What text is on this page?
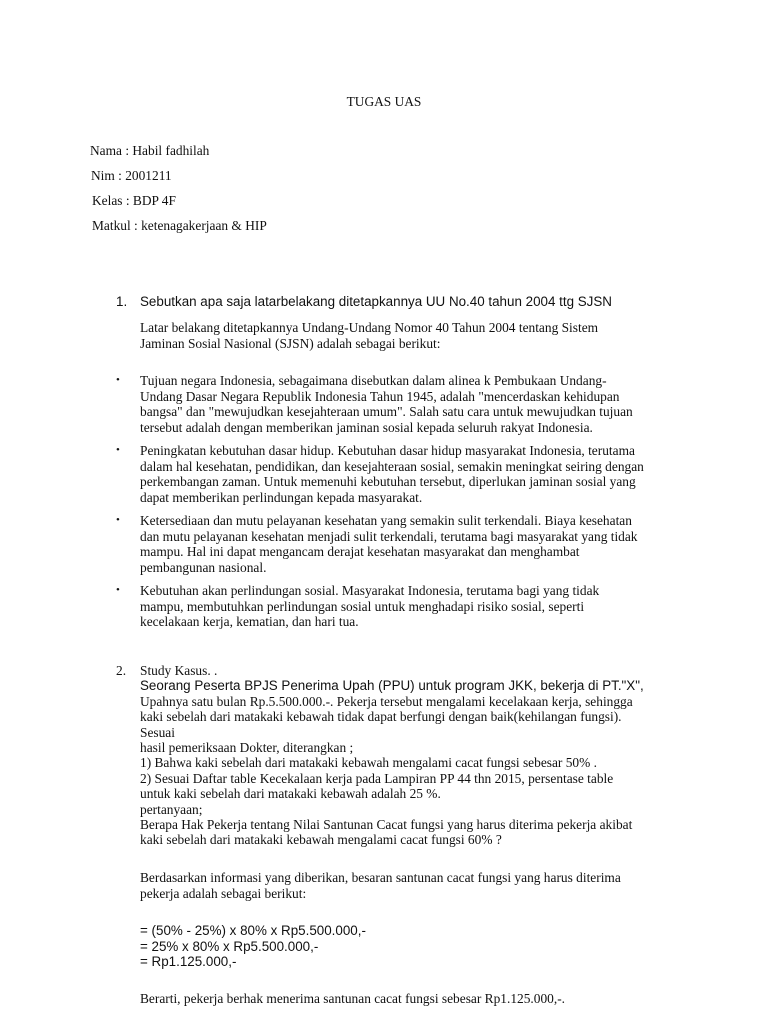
TUGAS UAS
Nama : Habil fadhilah
Nim : 2001211
Kelas : BDP 4F
Matkul : ketenagakerjaan & HIP
1. Sebutkan apa saja latarbelakang ditetapkannya UU No.40 tahun 2004 ttg SJSN
Latar belakang ditetapkannya Undang-Undang Nomor 40 Tahun 2004 tentang Sistem
Jaminan Sosial Nasional (SJSN) adalah sebagai berikut:
• Tujuan negara Indonesia, sebagaimana disebutkan dalam alinea k Pembukaan Undang-
Undang Dasar Negara Republik Indonesia Tahun 1945, adalah "mencerdaskan kehidupan
bangsa" dan "mewujudkan kesejahteraan umum". Salah satu cara untuk mewujudkan tujuan
tersebut adalah dengan memberikan jaminan sosial kepada seluruh rakyat Indonesia.
• Peningkatan kebutuhan dasar hidup. Kebutuhan dasar hidup masyarakat Indonesia, terutama
dalam hal kesehatan, pendidikan, dan kesejahteraan sosial, semakin meningkat seiring dengan
perkembangan zaman. Untuk memenuhi kebutuhan tersebut, diperlukan jaminan sosial yang
dapat memberikan perlindungan kepada masyarakat.
• Ketersediaan dan mutu pelayanan kesehatan yang semakin sulit terkendali. Biaya kesehatan
dan mutu pelayanan kesehatan menjadi sulit terkendali, terutama bagi masyarakat yang tidak
mampu. Hal ini dapat mengancam derajat kesehatan masyarakat dan menghambat
pembangunan nasional.
• Kebutuhan akan perlindungan sosial. Masyarakat Indonesia, terutama bagi yang tidak
mampu, membutuhkan perlindungan sosial untuk menghadapi risiko sosial, seperti
kecelakaan kerja, kematian, dan hari tua.
2. Study Kasus. .
Seorang Peserta BPJS Penerima Upah (PPU) untuk program JKK, bekerja di PT."X",
Upahnya satu bulan Rp.5.500.000.-. Pekerja tersebut mengalami kecelakaan kerja, sehingga
kaki sebelah dari matakaki kebawah tidak dapat berfungi dengan baik(kehilangan fungsi).
Sesuai
hasil pemeriksaan Dokter, diterangkan ;
1) Bahwa kaki sebelah dari matakaki kebawah mengalami cacat fungsi sebesar 50% .
2) Sesuai Daftar table Kecekalaan kerja pada Lampiran PP 44 thn 2015, persentase table
untuk kaki sebelah dari matakaki kebawah adalah 25 %.
pertanyaan;
Berapa Hak Pekerja tentang Nilai Santunan Cacat fungsi yang harus diterima pekerja akibat
kaki sebelah dari matakaki kebawah mengalami cacat fungsi 60% ?
Berdasarkan informasi yang diberikan, besaran santunan cacat fungsi yang harus diterima
pekerja adalah sebagai berikut:
= (50% - 25%) x 80% x Rp5.500.000,-
= 25% x 80% x Rp5.500.000,-
= Rp1.125.000,-
Berarti, pekerja berhak menerima santunan cacat fungsi sebesar Rp1.125.000,-.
-------------------------
Instructions to follow: Set every line down exactly as written, leaving each picture out.

Solution to the problem:
What text is on this page?
TUGAS UAS
Nama : Habil fadhilah
Nim : 2001211
Kelas : BDP 4F
Matkul : ketenagakerjaan & HIP
1. Sebutkan apa saja latarbelakang ditetapkannya UU No.40 tahun 2004 ttg SJSN
Latar belakang ditetapkannya Undang-Undang Nomor 40 Tahun 2004 tentang Sistem
Jaminan Sosial Nasional (SJSN) adalah sebagai berikut:
• Tujuan negara Indonesia, sebagaimana disebutkan dalam alinea k Pembukaan Undang-
Undang Dasar Negara Republik Indonesia Tahun 1945, adalah "mencerdaskan kehidupan
bangsa" dan "mewujudkan kesejahteraan umum". Salah satu cara untuk mewujudkan tujuan
tersebut adalah dengan memberikan jaminan sosial kepada seluruh rakyat Indonesia.
• Peningkatan kebutuhan dasar hidup. Kebutuhan dasar hidup masyarakat Indonesia, terutama
dalam hal kesehatan, pendidikan, dan kesejahteraan sosial, semakin meningkat seiring dengan
perkembangan zaman. Untuk memenuhi kebutuhan tersebut, diperlukan jaminan sosial yang
dapat memberikan perlindungan kepada masyarakat.
• Ketersediaan dan mutu pelayanan kesehatan yang semakin sulit terkendali. Biaya kesehatan
dan mutu pelayanan kesehatan menjadi sulit terkendali, terutama bagi masyarakat yang tidak
mampu. Hal ini dapat mengancam derajat kesehatan masyarakat dan menghambat
pembangunan nasional.
• Kebutuhan akan perlindungan sosial. Masyarakat Indonesia, terutama bagi yang tidak
mampu, membutuhkan perlindungan sosial untuk menghadapi risiko sosial, seperti
kecelakaan kerja, kematian, dan hari tua.
2. Study Kasus. .
Seorang Peserta BPJS Penerima Upah (PPU) untuk program JKK, bekerja di PT."X",
Upahnya satu bulan Rp.5.500.000.-. Pekerja tersebut mengalami kecelakaan kerja, sehingga
kaki sebelah dari matakaki kebawah tidak dapat berfungi dengan baik(kehilangan fungsi).
Sesuai
hasil pemeriksaan Dokter, diterangkan ;
1) Bahwa kaki sebelah dari matakaki kebawah mengalami cacat fungsi sebesar 50% .
2) Sesuai Daftar table Kecekalaan kerja pada Lampiran PP 44 thn 2015, persentase table
untuk kaki sebelah dari matakaki kebawah adalah 25 %.
pertanyaan;
Berapa Hak Pekerja tentang Nilai Santunan Cacat fungsi yang harus diterima pekerja akibat
kaki sebelah dari matakaki kebawah mengalami cacat fungsi 60% ?
Berdasarkan informasi yang diberikan, besaran santunan cacat fungsi yang harus diterima
pekerja adalah sebagai berikut:
= (50% - 25%) x 80% x Rp5.500.000,-
= 25% x 80% x Rp5.500.000,-
= Rp1.125.000,-
Berarti, pekerja berhak menerima santunan cacat fungsi sebesar Rp1.125.000,-.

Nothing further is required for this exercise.